• [EXERCISE] For each line below that includes the word "this", make a copy.

• [PROVIDED INFORMATION]
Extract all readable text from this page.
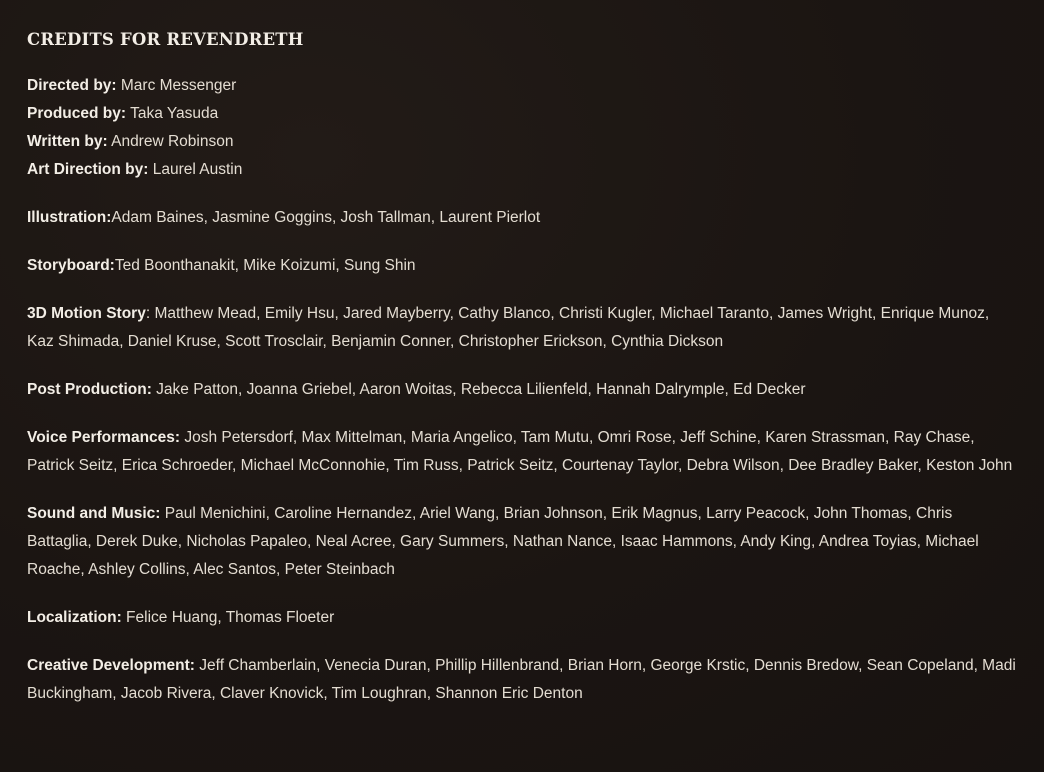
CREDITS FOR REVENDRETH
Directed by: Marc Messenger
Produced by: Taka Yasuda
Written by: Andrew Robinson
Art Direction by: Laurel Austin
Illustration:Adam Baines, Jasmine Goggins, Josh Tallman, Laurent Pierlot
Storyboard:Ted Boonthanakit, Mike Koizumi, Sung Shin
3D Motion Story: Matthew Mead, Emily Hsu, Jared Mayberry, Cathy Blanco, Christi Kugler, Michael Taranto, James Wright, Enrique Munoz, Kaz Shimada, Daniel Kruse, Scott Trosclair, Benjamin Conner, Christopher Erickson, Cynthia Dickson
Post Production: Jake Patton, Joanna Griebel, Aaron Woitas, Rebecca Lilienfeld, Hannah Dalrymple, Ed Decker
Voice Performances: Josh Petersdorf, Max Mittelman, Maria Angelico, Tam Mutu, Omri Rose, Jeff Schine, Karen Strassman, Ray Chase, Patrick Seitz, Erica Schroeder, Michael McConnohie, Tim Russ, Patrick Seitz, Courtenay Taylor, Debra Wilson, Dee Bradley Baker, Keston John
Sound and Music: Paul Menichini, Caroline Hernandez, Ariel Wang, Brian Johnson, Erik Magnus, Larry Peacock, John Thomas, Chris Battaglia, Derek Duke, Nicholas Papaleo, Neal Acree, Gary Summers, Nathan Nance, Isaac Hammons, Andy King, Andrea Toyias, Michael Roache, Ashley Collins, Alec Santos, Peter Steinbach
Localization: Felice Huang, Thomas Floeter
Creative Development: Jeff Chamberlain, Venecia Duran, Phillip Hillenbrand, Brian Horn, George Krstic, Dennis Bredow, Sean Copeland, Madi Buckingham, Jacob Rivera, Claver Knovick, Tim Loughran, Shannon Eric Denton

--

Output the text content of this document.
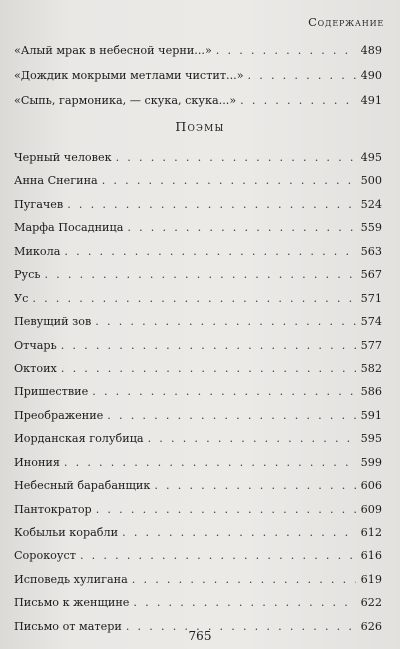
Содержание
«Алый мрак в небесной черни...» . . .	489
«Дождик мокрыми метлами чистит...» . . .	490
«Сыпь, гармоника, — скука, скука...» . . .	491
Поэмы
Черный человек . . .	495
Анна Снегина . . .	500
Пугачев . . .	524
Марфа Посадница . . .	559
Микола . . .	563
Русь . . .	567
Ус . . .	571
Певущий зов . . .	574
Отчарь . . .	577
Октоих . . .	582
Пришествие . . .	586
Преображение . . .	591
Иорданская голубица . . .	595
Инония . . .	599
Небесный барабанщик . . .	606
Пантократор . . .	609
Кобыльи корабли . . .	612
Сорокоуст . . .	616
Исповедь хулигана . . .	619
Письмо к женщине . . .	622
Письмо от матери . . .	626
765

• [RESULT OF THE EXERCISE]
Extract all readable text from this page.
Output the text content of this document.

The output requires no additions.